Figure out how many lines of the material below contain the word "feedback". Answer with the number only.
--- start Data for this task ---
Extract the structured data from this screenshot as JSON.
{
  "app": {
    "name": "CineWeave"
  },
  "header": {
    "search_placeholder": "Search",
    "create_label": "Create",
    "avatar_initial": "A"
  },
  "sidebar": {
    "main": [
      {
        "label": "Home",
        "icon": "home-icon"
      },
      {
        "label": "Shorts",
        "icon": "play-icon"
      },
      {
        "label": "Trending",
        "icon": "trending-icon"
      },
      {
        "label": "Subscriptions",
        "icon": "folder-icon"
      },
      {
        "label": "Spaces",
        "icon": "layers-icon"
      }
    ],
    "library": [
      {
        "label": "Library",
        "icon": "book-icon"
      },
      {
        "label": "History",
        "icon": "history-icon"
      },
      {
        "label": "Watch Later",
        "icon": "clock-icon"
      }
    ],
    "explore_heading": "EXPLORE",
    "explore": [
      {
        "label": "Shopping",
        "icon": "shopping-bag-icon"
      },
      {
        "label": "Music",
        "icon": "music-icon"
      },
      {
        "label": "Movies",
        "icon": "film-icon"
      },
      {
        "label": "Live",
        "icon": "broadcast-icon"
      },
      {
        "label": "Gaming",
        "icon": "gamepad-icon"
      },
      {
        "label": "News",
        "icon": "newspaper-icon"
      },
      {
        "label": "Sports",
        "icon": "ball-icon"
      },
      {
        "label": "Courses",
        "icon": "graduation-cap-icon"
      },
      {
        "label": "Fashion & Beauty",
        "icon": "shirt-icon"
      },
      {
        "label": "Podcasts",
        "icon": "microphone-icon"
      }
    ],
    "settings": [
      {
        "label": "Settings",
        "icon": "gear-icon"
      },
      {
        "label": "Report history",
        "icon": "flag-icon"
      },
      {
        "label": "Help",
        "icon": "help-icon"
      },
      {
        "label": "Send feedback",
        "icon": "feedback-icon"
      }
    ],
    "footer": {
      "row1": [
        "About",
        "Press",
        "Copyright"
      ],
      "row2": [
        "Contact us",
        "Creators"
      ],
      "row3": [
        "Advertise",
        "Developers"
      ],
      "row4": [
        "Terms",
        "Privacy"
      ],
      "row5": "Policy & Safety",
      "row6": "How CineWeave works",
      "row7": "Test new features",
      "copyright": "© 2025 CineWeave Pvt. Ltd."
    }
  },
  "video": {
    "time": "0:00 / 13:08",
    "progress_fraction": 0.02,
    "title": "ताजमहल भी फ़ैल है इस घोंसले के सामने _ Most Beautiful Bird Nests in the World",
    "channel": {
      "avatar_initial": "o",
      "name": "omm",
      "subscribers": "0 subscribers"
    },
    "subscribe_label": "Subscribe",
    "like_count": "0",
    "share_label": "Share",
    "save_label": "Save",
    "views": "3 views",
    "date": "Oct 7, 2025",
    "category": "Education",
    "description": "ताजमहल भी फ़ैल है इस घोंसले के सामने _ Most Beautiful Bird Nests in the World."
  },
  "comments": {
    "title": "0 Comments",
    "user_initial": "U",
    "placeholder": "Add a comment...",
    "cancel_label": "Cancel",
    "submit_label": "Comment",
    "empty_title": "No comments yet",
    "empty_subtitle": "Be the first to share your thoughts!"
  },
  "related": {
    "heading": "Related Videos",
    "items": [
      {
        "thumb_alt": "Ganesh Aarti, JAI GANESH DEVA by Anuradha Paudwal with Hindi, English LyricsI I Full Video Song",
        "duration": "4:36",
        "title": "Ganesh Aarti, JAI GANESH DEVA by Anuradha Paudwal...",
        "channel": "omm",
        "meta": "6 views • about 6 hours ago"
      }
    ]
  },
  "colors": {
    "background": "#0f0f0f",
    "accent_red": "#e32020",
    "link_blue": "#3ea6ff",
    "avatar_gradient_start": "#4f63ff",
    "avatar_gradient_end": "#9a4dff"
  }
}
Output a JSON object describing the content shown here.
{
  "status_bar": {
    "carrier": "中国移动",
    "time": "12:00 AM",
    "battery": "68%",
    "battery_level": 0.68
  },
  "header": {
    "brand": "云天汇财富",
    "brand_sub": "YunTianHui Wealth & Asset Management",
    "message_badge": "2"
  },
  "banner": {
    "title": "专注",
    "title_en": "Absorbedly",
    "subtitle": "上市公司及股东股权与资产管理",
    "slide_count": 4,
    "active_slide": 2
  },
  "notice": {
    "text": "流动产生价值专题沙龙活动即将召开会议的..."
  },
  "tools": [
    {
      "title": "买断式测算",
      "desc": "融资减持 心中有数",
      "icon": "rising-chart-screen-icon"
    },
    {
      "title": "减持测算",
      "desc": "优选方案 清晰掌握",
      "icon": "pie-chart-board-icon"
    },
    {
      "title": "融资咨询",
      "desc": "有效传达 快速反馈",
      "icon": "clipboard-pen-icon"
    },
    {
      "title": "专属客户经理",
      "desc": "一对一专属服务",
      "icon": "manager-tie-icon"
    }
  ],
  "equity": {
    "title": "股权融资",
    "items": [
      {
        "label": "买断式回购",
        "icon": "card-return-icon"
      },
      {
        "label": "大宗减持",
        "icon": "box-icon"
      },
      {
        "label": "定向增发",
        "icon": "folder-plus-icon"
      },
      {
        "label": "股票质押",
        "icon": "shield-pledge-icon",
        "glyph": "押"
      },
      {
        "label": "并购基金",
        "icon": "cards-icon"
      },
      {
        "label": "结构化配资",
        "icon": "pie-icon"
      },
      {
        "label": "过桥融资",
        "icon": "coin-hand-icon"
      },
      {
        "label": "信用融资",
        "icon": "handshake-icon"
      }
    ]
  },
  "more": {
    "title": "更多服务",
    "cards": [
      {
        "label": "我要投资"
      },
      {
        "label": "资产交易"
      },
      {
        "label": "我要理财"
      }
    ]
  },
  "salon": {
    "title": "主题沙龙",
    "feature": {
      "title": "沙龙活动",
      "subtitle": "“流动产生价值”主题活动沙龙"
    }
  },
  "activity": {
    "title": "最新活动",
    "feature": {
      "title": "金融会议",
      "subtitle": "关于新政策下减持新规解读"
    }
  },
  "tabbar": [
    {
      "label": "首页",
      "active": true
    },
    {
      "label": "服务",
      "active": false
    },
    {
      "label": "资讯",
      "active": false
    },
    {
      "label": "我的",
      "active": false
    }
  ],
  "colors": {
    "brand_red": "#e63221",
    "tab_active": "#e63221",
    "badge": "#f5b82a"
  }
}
--- end Data for this task ---
→ Task response:
2